## What to produce
The records below should be written out again, exactly.

## Dataset records

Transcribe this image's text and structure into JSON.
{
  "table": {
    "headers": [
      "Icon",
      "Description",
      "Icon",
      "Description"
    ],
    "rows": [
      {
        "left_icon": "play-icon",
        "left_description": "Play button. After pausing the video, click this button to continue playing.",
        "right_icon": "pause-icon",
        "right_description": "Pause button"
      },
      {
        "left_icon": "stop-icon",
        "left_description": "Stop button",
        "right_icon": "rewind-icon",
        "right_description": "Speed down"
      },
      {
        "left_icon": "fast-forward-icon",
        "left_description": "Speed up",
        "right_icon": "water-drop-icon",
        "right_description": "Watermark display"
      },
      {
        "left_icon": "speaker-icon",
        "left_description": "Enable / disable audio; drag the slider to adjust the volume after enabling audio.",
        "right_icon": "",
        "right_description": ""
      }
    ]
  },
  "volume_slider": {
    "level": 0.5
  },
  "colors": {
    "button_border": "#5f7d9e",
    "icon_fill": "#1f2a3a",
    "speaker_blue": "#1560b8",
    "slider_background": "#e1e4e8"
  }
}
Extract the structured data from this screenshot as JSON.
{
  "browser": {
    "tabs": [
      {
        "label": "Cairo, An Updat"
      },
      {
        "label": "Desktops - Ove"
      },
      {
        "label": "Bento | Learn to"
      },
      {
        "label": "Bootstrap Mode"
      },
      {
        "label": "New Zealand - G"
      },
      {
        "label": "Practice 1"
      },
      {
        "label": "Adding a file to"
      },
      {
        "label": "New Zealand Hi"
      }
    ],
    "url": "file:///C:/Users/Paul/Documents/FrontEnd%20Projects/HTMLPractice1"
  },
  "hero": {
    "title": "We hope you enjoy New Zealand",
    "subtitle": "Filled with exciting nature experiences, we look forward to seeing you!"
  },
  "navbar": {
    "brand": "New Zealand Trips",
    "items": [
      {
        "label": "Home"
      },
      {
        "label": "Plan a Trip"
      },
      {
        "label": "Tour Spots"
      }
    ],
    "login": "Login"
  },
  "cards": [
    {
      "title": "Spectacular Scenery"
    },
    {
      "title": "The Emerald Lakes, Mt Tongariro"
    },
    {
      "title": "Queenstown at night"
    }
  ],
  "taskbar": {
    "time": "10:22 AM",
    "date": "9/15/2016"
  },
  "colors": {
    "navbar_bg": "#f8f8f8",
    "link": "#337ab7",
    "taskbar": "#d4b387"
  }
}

## Right answer
Transcribe this image's text and structure into JSON.
{
  "table": {
    "headers": [
      "Icon",
      "Description",
      "Icon",
      "Description"
    ],
    "rows": [
      {
        "left_icon": "play-icon",
        "left_description": "Play button. After pausing the video, click this button to continue playing.",
        "right_icon": "pause-icon",
        "right_description": "Pause button"
      },
      {
        "left_icon": "stop-icon",
        "left_description": "Stop button",
        "right_icon": "rewind-icon",
        "right_description": "Speed down"
      },
      {
        "left_icon": "fast-forward-icon",
        "left_description": "Speed up",
        "right_icon": "water-drop-icon",
        "right_description": "Watermark display"
      },
      {
        "left_icon": "speaker-icon",
        "left_description": "Enable / disable audio; drag the slider to adjust the volume after enabling audio.",
        "right_icon": "",
        "right_description": ""
      }
    ]
  },
  "volume_slider": {
    "level": 0.5
  },
  "colors": {
    "button_border": "#5f7d9e",
    "icon_fill": "#1f2a3a",
    "speaker_blue": "#1560b8",
    "slider_background": "#e1e4e8"
  }
}
Extract the structured data from this screenshot as JSON.
{
  "browser": {
    "tabs": [
      {
        "label": "Cairo, An Updat"
      },
      {
        "label": "Desktops - Ove"
      },
      {
        "label": "Bento | Learn to"
      },
      {
        "label": "Bootstrap Mode"
      },
      {
        "label": "New Zealand - G"
      },
      {
        "label": "Practice 1"
      },
      {
        "label": "Adding a file to"
      },
      {
        "label": "New Zealand Hi"
      }
    ],
    "url": "file:///C:/Users/Paul/Documents/FrontEnd%20Projects/HTMLPractice1"
  },
  "hero": {
    "title": "We hope you enjoy New Zealand",
    "subtitle": "Filled with exciting nature experiences, we look forward to seeing you!"
  },
  "navbar": {
    "brand": "New Zealand Trips",
    "items": [
      {
        "label": "Home"
      },
      {
        "label": "Plan a Trip"
      },
      {
        "label": "Tour Spots"
      }
    ],
    "login": "Login"
  },
  "cards": [
    {
      "title": "Spectacular Scenery"
    },
    {
      "title": "The Emerald Lakes, Mt Tongariro"
    },
    {
      "title": "Queenstown at night"
    }
  ],
  "taskbar": {
    "time": "10:22 AM",
    "date": "9/15/2016"
  },
  "colors": {
    "navbar_bg": "#f8f8f8",
    "link": "#337ab7",
    "taskbar": "#d4b387"
  }
}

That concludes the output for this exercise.